**What the task requires**: In the entries, find all lines that hold the word "date" and copy them.

BEGIN Supplied records

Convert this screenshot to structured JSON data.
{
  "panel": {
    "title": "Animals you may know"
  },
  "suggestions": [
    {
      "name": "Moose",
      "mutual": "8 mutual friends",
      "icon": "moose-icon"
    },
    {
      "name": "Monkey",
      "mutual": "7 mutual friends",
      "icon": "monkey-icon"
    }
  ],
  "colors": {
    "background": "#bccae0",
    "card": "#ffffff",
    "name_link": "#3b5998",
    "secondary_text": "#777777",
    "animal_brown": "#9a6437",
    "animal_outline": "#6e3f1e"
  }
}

END Supplied records
BEGIN Supplied records

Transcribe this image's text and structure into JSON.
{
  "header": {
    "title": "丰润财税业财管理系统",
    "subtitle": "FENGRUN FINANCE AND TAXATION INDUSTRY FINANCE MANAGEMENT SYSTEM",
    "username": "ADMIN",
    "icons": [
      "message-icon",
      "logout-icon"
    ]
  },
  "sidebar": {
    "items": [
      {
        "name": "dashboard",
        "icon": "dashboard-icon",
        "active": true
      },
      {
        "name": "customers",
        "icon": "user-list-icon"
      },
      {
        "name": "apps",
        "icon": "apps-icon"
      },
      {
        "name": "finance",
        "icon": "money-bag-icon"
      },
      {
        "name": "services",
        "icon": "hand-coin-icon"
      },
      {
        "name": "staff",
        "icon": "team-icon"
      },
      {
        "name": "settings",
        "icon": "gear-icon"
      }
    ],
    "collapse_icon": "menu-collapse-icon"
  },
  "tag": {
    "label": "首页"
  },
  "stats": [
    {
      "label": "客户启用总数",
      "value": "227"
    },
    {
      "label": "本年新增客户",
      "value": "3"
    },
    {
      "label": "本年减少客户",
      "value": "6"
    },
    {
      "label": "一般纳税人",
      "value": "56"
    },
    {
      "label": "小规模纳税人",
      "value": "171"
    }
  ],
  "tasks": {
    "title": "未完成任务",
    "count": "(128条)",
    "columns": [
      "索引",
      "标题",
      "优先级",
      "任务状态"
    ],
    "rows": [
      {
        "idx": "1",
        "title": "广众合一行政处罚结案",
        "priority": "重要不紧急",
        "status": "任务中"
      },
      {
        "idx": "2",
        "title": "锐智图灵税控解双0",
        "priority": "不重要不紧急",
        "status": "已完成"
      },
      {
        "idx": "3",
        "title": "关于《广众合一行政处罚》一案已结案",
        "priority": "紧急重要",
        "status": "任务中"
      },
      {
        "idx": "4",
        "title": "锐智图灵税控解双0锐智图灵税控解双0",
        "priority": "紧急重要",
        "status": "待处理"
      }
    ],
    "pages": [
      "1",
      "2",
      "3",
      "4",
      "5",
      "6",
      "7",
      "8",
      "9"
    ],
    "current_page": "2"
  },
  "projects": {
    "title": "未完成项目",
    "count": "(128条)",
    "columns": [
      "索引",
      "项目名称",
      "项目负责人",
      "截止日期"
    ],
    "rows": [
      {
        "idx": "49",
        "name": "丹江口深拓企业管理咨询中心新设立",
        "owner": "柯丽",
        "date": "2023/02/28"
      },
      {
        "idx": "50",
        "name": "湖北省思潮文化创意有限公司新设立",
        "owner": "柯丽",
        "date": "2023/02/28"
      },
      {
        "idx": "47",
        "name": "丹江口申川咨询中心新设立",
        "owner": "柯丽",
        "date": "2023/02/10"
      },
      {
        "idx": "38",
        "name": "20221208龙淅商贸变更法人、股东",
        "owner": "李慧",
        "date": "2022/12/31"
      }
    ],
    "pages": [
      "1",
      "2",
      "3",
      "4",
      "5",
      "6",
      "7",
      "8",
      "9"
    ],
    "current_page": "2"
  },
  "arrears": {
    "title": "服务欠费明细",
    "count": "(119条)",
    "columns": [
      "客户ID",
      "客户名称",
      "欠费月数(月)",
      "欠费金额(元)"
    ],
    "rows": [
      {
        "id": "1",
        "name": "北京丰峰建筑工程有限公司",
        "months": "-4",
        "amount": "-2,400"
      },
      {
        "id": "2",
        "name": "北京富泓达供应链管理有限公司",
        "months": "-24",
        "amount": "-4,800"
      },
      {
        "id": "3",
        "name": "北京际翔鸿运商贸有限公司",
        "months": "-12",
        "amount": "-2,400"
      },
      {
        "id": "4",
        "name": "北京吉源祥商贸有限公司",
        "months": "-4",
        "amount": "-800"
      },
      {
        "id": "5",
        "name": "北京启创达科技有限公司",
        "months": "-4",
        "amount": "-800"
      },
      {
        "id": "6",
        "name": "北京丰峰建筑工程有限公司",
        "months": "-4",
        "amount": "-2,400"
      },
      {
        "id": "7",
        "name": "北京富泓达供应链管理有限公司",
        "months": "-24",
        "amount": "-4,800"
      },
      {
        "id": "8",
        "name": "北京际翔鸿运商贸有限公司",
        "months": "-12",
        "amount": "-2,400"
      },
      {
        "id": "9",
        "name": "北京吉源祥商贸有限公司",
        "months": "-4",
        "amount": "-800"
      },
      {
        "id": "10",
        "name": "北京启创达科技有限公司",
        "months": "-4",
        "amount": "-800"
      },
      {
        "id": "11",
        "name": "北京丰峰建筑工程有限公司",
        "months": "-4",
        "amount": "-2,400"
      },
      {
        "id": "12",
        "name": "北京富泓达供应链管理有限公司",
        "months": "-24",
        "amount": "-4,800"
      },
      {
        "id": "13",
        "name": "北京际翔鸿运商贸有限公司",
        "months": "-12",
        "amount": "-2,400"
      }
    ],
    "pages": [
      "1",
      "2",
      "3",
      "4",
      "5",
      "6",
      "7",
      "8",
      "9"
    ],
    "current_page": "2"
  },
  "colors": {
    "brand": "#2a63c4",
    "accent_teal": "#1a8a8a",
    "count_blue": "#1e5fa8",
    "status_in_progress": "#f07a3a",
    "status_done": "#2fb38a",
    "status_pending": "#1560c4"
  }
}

END Supplied records

**The answer**:
        "date": "2023/02/28"
        "date": "2023/02/28"
        "date": "2023/02/10"
        "date": "2022/12/31"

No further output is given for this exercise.